━━━━━ RAW RECORDS

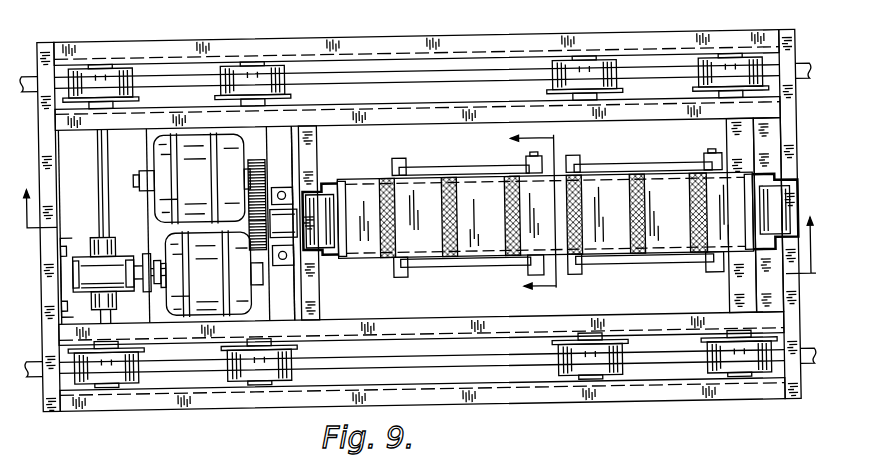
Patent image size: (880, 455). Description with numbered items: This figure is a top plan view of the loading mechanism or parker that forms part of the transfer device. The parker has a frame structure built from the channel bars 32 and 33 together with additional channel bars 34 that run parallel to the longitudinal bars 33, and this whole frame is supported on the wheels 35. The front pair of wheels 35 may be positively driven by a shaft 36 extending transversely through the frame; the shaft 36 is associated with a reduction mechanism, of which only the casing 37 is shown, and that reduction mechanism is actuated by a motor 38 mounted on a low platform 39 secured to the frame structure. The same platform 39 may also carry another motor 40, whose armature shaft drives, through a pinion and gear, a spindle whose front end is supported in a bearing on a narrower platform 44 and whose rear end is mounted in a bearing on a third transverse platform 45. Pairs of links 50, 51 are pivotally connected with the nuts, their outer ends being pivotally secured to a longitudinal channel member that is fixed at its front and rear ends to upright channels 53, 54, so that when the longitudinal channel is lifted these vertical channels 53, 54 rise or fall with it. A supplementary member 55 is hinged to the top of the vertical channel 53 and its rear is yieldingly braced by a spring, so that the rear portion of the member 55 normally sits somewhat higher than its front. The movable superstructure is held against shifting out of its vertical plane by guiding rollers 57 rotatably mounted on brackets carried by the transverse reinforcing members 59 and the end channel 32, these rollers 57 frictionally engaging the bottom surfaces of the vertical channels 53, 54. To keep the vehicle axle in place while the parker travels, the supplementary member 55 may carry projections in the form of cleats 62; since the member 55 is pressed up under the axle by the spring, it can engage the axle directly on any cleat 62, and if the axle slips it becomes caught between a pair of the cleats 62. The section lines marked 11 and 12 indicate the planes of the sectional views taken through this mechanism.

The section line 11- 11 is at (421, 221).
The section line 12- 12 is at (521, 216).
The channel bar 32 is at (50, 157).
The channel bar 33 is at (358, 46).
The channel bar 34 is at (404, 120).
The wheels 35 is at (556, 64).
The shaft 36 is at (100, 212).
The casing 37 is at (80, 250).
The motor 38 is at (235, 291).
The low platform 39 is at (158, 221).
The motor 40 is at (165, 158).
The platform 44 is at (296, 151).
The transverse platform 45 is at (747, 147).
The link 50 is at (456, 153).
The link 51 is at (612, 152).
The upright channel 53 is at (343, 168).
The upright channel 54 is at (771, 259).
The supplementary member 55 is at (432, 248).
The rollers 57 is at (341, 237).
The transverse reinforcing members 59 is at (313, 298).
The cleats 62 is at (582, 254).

━━━━━━━━━━
━━━━━ RAW RECORDS

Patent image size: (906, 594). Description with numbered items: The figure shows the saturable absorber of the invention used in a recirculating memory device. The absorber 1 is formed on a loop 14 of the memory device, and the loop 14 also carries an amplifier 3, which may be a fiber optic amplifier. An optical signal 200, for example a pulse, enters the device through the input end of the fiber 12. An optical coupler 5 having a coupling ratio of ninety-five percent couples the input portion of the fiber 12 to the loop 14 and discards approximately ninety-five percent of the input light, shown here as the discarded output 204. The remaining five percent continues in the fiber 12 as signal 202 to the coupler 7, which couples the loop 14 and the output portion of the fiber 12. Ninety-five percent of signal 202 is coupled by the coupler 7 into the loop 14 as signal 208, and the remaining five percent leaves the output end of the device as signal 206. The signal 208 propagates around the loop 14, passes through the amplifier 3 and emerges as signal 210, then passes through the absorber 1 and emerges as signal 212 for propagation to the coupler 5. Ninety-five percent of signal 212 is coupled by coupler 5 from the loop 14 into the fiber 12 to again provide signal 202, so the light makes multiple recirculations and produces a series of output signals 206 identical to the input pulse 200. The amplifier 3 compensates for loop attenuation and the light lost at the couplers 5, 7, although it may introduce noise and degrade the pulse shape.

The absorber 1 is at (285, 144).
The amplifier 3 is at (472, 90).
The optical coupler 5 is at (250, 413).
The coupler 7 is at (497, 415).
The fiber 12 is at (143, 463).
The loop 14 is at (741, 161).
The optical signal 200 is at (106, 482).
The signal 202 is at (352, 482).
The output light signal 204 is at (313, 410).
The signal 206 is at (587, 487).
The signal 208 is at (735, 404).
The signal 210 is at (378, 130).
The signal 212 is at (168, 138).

━━━━━━━━━━
━━━━━ RAW RECORDS

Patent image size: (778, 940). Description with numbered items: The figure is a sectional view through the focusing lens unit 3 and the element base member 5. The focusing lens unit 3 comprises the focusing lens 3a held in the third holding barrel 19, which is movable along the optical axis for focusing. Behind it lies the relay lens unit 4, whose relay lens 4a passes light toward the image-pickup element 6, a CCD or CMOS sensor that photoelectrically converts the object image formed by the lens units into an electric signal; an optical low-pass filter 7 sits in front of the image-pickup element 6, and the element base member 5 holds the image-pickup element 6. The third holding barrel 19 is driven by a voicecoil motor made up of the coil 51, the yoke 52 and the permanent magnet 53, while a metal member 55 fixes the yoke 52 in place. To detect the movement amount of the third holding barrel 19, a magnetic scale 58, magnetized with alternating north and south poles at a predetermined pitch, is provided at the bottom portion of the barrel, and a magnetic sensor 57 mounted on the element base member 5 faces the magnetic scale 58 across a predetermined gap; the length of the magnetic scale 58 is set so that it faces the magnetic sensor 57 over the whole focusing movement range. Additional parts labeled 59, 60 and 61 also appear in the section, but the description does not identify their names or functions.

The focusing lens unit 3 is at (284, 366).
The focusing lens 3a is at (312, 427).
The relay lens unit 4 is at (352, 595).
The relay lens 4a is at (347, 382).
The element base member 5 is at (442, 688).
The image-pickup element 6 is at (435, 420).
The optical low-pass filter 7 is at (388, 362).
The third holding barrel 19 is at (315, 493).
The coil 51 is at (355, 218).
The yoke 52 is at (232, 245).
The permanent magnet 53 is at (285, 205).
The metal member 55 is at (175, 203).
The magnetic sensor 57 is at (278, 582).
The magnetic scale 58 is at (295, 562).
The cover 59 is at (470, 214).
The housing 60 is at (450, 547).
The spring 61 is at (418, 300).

━━━━━━━━━━

DIRECTION
Write out, word for word, the data from the line containing "Patent image size: (906, 594)." through the line containing "The absorber 1 is at (285, 144).".

FULL ANSWER
Patent image size: (906, 594). Description with numbered items: The figure shows the saturable absorber of the invention used in a recirculating memory device. The absorber 1 is formed on a loop 14 of the memory device, and the loop 14 also carries an amplifier 3, which may be a fiber optic amplifier. An optical signal 200, for example a pulse, enters the device through the input end of the fiber 12. An optical coupler 5 having a coupling ratio of ninety-five percent couples the input portion of the fiber 12 to the loop 14 and discards approximately ninety-five percent of the input light, shown here as the discarded output 204. The remaining five percent continues in the fiber 12 as signal 202 to the coupler 7, which couples the loop 14 and the output portion of the fiber 12. Ninety-five percent of signal 202 is coupled by the coupler 7 into the loop 14 as signal 208, and the remaining five percent leaves the output end of the device as signal 206. The signal 208 propagates around the loop 14, passes through the amplifier 3 and emerges as signal 210, then passes through the absorber 1 and emerges as signal 212 for propagation to the coupler 5. Ninety-five percent of signal 212 is coupled by coupler 5 from the loop 14 into the fiber 12 to again provide signal 202, so the light makes multiple recirculations and produces a series of output signals 206 identical to the input pulse 200. The amplifier 3 compensates for loop attenuation and the light lost at the couplers 5, 7, although it may introduce noise and degrade the pulse shape.

The absorber 1 is at (285, 144).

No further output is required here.